Fragmento proporcionado -
● ● ●
Héctor E. Schamis: Niño sirio, niño wayú
Cuando las víctimas son los más débiles, como en Siria y en Venezuela
El genocidio en Siria es retratado por una escena repetida. Es aquella imagen en la que el blanco es un niño. Es blanco, víctima y botín; esas fotos dicen más que mil palabras. Son imágenes que nadie olvida. Aún antes que pueda describirlas aquí, el lector ya habrá efectuado su propia representación mental.
Es el caso del niño ahogado que el mar dejó en la orilla. Y ese otro chiquillo sentado en una ambulancia en Alepo, luego de ser rescatado de entre los escombros. O aquellos cuerpos apilados, empalidecidos y con la boca abierta. Cuerpos de niños masacrados sin sangre, con gas sarín.
● ● ●
Elementos almacenados
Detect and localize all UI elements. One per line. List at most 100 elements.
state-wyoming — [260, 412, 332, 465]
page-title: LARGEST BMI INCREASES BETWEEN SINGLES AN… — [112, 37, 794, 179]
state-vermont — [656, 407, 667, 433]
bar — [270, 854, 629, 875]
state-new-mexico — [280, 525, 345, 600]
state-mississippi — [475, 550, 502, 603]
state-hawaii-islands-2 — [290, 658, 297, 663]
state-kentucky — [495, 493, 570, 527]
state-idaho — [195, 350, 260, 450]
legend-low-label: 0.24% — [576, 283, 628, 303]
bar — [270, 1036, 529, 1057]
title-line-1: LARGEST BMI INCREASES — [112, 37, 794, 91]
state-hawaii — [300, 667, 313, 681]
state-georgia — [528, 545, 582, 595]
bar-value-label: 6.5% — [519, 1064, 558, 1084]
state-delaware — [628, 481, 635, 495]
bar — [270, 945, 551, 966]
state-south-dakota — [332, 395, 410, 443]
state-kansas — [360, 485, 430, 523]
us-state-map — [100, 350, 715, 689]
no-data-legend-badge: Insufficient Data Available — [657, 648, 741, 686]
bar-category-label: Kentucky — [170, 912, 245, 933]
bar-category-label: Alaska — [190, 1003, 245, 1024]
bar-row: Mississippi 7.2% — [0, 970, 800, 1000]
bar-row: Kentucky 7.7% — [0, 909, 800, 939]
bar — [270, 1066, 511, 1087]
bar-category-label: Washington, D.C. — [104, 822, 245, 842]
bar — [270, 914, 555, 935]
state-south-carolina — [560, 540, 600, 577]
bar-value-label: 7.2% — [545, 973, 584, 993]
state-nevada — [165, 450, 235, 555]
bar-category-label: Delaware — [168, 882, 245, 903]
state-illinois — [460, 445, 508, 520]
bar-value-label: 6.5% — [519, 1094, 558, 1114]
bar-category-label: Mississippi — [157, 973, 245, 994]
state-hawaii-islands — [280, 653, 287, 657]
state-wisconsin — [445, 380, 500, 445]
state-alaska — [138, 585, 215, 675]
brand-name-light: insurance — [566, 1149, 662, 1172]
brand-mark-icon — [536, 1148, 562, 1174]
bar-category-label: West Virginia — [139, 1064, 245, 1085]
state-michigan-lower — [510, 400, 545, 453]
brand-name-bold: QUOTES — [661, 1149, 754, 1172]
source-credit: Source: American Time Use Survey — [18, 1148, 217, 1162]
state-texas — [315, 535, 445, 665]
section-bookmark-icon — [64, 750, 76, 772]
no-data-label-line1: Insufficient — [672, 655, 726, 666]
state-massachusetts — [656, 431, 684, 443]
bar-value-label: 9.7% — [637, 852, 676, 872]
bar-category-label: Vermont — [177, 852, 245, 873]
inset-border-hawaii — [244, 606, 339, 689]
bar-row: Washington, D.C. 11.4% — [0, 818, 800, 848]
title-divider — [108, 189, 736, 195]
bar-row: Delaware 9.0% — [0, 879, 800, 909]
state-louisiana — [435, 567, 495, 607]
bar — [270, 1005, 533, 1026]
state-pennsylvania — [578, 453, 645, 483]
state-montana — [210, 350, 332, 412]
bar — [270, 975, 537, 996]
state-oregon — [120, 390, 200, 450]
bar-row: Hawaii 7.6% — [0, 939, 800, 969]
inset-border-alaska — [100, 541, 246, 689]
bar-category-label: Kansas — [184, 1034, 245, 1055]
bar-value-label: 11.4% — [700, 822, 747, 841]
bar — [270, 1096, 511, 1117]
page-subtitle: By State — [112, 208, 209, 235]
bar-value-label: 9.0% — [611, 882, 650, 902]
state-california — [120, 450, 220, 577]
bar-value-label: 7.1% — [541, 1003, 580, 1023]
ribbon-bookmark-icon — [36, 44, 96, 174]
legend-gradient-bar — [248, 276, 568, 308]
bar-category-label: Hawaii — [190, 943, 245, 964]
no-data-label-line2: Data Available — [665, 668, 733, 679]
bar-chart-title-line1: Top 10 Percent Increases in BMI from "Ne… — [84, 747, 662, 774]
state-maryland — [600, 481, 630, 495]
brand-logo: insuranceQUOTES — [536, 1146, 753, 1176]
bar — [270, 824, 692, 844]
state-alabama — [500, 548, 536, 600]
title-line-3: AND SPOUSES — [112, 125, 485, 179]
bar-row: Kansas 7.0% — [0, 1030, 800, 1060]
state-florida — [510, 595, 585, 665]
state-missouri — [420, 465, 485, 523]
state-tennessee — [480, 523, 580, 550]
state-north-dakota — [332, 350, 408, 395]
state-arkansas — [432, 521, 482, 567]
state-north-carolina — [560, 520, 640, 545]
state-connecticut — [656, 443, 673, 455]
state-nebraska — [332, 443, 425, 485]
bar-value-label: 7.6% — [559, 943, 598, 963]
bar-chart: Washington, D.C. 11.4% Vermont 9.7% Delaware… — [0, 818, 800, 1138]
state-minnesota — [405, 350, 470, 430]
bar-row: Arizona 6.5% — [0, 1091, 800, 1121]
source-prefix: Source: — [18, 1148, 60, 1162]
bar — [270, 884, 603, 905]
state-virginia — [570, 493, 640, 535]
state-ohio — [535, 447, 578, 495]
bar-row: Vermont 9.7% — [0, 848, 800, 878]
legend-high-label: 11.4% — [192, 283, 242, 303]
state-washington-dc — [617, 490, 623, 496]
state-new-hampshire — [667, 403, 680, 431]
● ● ●
Tareas pendientes -
1. Responde a estas preguntas sobre el fragmento:
(a) ¿Qué dos países nombra el subtítulo?
(b) ¿En qué ciudad estaba la ambulancia en la que aparece sentado un chiquillo?
(c) ¿Con qué gas fueron masacrados los niños cuyos cuerpos aparecen apilados?
2. Enumera todas las palabras con las que el fragmento define al niño en la escena que retrata el genocidio en Siria.

Resultados por tarea -
1.
(a) Siria y Venezuela.
(b) En Alepo.
(c) Con gas sarín.

2. Blanco, víctima, botín.